■ **What is required**:
Copy the three items below word for word, omitting the pictures.
* Begin *
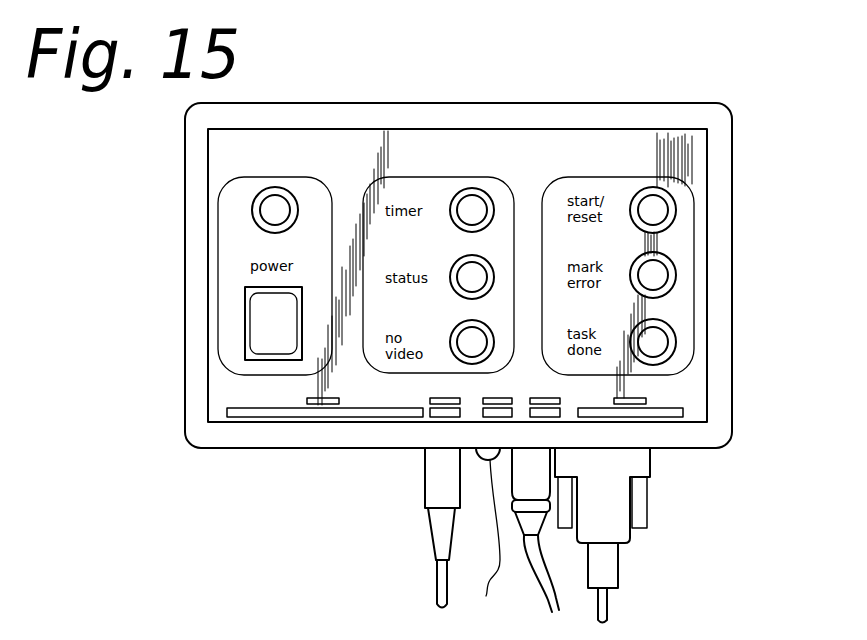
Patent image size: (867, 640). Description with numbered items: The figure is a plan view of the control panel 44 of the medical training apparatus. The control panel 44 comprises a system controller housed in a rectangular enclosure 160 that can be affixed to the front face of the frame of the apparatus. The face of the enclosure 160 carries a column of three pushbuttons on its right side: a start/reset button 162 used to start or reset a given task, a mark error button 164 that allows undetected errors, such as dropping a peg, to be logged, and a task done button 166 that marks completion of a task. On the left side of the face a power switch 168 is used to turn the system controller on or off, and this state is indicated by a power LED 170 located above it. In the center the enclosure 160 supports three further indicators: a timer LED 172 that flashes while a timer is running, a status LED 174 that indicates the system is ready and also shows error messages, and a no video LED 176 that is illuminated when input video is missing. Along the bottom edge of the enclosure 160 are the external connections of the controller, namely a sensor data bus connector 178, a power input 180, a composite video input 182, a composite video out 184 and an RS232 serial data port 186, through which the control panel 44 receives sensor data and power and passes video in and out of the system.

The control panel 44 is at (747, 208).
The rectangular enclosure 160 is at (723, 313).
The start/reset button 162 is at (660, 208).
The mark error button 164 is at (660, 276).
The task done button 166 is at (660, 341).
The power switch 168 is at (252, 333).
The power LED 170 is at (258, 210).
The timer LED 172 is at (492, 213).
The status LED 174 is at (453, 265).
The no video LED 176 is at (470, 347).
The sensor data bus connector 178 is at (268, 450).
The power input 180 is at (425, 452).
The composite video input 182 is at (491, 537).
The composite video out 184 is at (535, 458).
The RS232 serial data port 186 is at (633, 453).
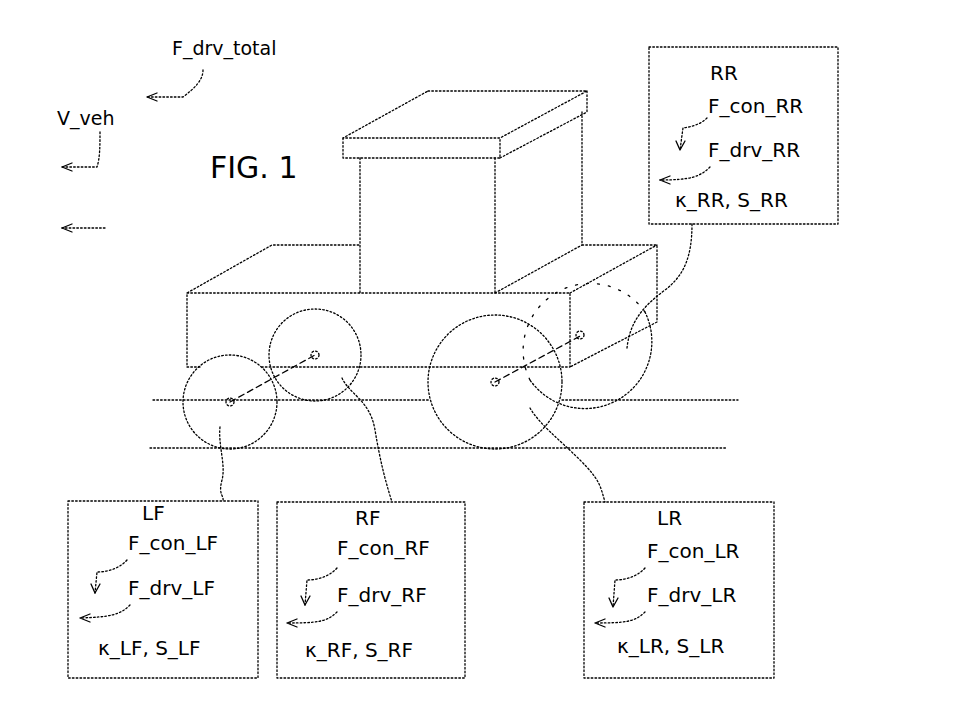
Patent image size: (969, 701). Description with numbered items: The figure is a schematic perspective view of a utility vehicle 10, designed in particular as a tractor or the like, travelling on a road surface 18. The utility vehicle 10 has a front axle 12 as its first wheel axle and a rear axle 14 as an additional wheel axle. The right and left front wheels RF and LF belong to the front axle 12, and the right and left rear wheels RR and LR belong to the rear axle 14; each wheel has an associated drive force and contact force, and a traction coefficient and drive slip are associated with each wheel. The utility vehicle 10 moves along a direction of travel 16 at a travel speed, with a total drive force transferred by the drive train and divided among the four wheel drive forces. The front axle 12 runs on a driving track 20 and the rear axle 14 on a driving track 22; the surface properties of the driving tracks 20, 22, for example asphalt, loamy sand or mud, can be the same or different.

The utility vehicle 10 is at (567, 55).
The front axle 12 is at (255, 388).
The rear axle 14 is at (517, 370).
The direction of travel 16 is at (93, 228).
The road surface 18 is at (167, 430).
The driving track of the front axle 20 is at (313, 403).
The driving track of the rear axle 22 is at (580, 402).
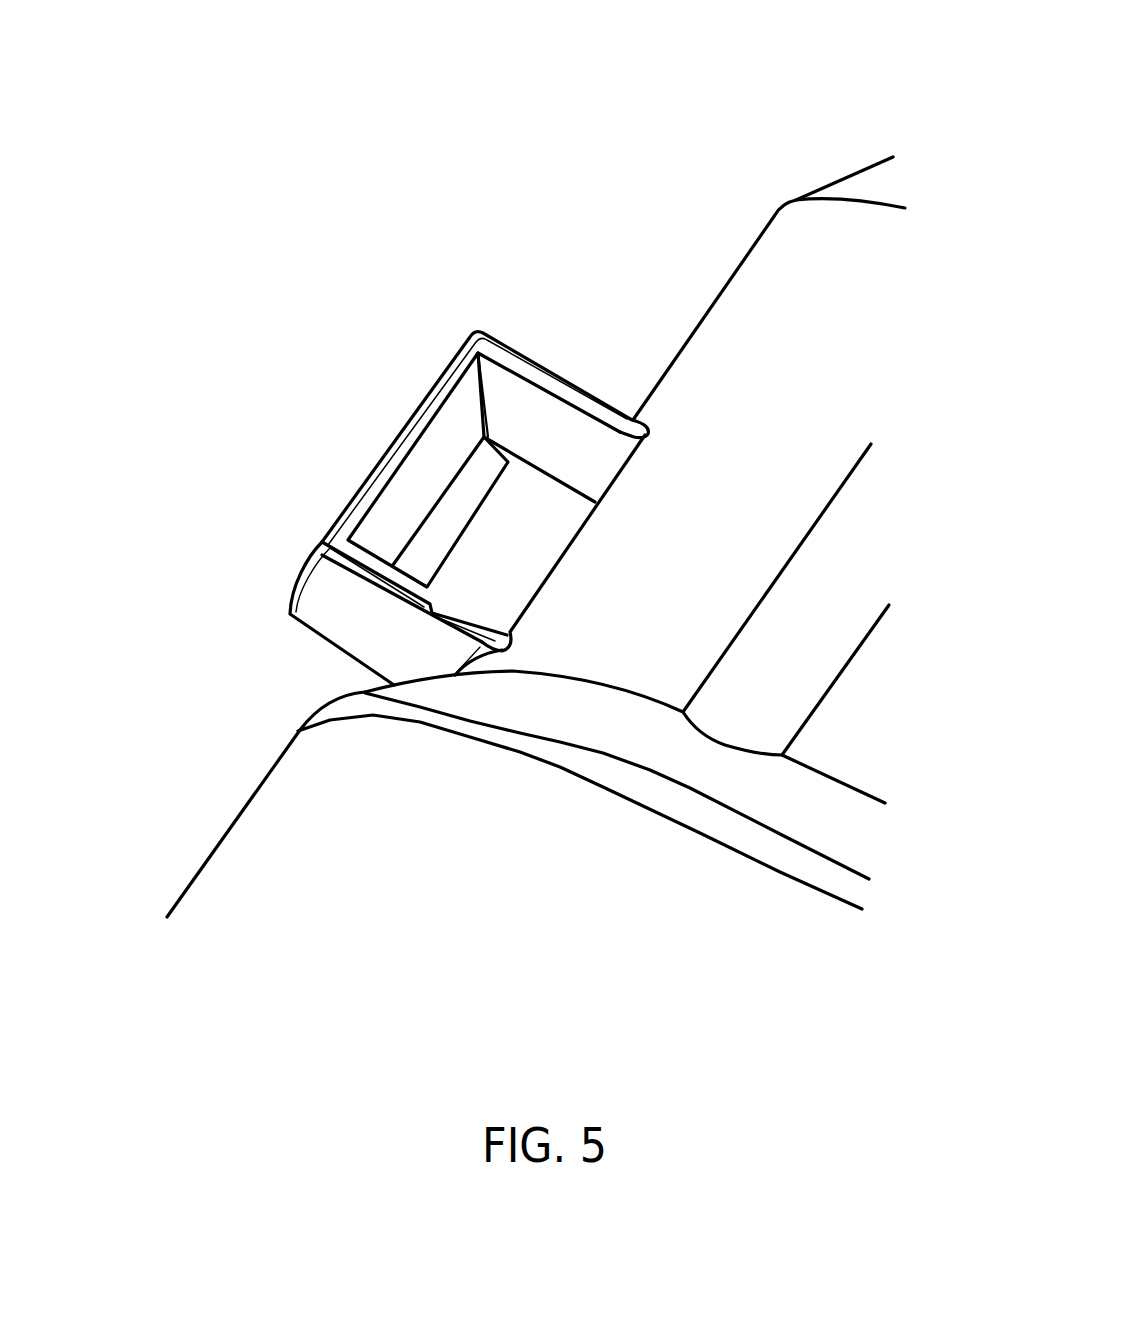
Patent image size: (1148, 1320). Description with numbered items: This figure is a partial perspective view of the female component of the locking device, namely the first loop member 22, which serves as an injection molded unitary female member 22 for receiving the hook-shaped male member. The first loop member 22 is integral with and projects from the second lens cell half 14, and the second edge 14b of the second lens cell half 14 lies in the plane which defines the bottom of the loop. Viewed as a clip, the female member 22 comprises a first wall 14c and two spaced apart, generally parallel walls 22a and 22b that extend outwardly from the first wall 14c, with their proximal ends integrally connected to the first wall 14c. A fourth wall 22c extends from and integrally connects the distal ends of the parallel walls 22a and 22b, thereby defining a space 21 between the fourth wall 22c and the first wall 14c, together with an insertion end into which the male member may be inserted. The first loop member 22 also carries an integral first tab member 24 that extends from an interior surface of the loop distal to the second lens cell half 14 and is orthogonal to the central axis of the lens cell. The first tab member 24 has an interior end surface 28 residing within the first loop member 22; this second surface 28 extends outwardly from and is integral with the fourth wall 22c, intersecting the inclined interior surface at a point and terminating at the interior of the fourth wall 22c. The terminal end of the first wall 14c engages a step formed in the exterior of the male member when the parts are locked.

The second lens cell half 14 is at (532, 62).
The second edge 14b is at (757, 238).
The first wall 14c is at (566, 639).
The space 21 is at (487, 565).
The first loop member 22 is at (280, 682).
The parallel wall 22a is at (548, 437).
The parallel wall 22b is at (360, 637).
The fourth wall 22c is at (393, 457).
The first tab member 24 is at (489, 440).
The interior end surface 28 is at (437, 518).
* End *
■ **Problem solution**:
Patent image size: (867, 640). Description with numbered items: The figure is a plan view of the control panel 44 of the medical training apparatus. The control panel 44 comprises a system controller housed in a rectangular enclosure 160 that can be affixed to the front face of the frame of the apparatus. The face of the enclosure 160 carries a column of three pushbuttons on its right side: a start/reset button 162 used to start or reset a given task, a mark error button 164 that allows undetected errors, such as dropping a peg, to be logged, and a task done button 166 that marks completion of a task. On the left side of the face a power switch 168 is used to turn the system controller on or off, and this state is indicated by a power LED 170 located above it. In the center the enclosure 160 supports three further indicators: a timer LED 172 that flashes while a timer is running, a status LED 174 that indicates the system is ready and also shows error messages, and a no video LED 176 that is illuminated when input video is missing. Along the bottom edge of the enclosure 160 are the external connections of the controller, namely a sensor data bus connector 178, a power input 180, a composite video input 182, a composite video out 184 and an RS232 serial data port 186, through which the control panel 44 receives sensor data and power and passes video in and out of the system.

The control panel 44 is at (747, 208).
The rectangular enclosure 160 is at (723, 313).
The start/reset button 162 is at (660, 208).
The mark error button 164 is at (660, 276).
The task done button 166 is at (660, 341).
The power switch 168 is at (252, 333).
The power LED 170 is at (258, 210).
The timer LED 172 is at (492, 213).
The status LED 174 is at (453, 265).
The no video LED 176 is at (470, 347).
The sensor data bus connector 178 is at (268, 450).
The power input 180 is at (425, 452).
The composite video input 182 is at (491, 537).
The composite video out 184 is at (535, 458).
The RS232 serial data port 186 is at (633, 453).
Patent image size: (969, 701). Description with numbered items: The figure is a schematic perspective view of a utility vehicle 10, designed in particular as a tractor or the like, travelling on a road surface 18. The utility vehicle 10 has a front axle 12 as its first wheel axle and a rear axle 14 as an additional wheel axle. The right and left front wheels RF and LF belong to the front axle 12, and the right and left rear wheels RR and LR belong to the rear axle 14; each wheel has an associated drive force and contact force, and a traction coefficient and drive slip are associated with each wheel. The utility vehicle 10 moves along a direction of travel 16 at a travel speed, with a total drive force transferred by the drive train and divided among the four wheel drive forces. The front axle 12 runs on a driving track 20 and the rear axle 14 on a driving track 22; the surface properties of the driving tracks 20, 22, for example asphalt, loamy sand or mud, can be the same or different.

The utility vehicle 10 is at (567, 55).
The front axle 12 is at (255, 388).
The rear axle 14 is at (517, 370).
The direction of travel 16 is at (93, 228).
The road surface 18 is at (167, 430).
The driving track of the front axle 20 is at (313, 403).
The driving track of the rear axle 22 is at (580, 402).
Patent image size: (1148, 1320). Description with numbered items: This figure is a partial perspective view of the female component of the locking device, namely the first loop member 22, which serves as an injection molded unitary female member 22 for receiving the hook-shaped male member. The first loop member 22 is integral with and projects from the second lens cell half 14, and the second edge 14b of the second lens cell half 14 lies in the plane which defines the bottom of the loop. Viewed as a clip, the female member 22 comprises a first wall 14c and two spaced apart, generally parallel walls 22a and 22b that extend outwardly from the first wall 14c, with their proximal ends integrally connected to the first wall 14c. A fourth wall 22c extends from and integrally connects the distal ends of the parallel walls 22a and 22b, thereby defining a space 21 between the fourth wall 22c and the first wall 14c, together with an insertion end into which the male member may be inserted. The first loop member 22 also carries an integral first tab member 24 that extends from an interior surface of the loop distal to the second lens cell half 14 and is orthogonal to the central axis of the lens cell. The first tab member 24 has an interior end surface 28 residing within the first loop member 22; this second surface 28 extends outwardly from and is integral with the fourth wall 22c, intersecting the inclined interior surface at a point and terminating at the interior of the fourth wall 22c. The terminal end of the first wall 14c engages a step formed in the exterior of the male member when the parts are locked.

The second lens cell half 14 is at (532, 62).
The second edge 14b is at (757, 238).
The first wall 14c is at (566, 639).
The space 21 is at (487, 565).
The first loop member 22 is at (280, 682).
The parallel wall 22a is at (548, 437).
The parallel wall 22b is at (360, 637).
The fourth wall 22c is at (393, 457).
The first tab member 24 is at (489, 440).
The interior end surface 28 is at (437, 518).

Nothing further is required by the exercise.